Work to do - Report how many lines contain "Layer", with no other words.

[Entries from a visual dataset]
····················
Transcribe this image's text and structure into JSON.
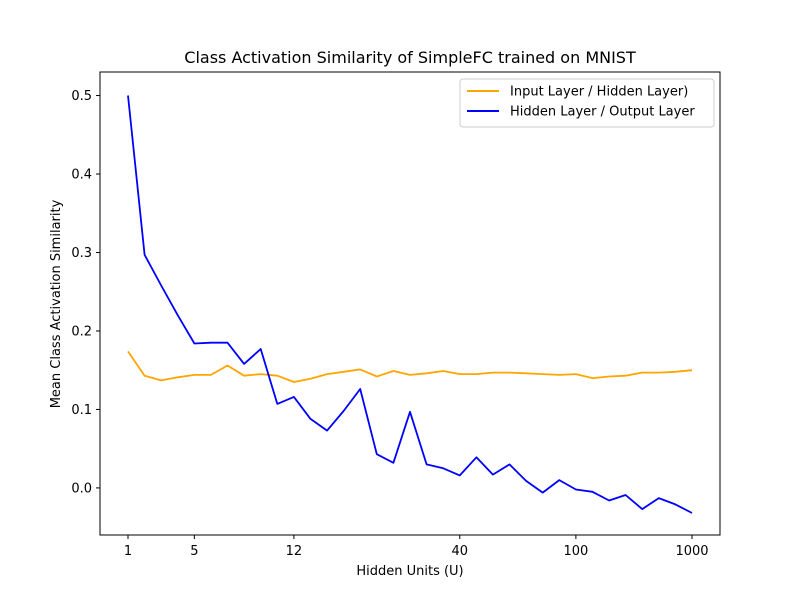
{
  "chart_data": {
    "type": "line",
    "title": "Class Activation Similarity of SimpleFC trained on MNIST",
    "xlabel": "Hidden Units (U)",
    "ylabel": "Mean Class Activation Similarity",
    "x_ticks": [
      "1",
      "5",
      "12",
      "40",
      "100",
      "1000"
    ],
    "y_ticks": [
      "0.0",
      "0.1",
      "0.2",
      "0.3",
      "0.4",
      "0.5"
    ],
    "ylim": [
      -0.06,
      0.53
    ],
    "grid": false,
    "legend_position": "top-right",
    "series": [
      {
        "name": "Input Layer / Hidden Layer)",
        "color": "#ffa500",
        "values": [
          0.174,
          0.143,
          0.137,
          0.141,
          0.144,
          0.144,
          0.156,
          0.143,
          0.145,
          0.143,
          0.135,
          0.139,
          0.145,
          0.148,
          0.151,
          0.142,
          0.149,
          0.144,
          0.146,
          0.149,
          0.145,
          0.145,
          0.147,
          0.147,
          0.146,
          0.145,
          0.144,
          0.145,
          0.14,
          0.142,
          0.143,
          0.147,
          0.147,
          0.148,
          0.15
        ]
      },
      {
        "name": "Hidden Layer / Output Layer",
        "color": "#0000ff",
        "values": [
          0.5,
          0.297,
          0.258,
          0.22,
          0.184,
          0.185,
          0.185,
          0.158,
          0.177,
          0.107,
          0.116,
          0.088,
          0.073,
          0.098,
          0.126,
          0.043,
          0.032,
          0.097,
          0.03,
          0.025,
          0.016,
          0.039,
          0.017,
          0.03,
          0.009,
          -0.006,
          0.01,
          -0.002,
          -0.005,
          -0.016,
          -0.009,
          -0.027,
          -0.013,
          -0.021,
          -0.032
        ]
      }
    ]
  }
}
····················
Response below - 2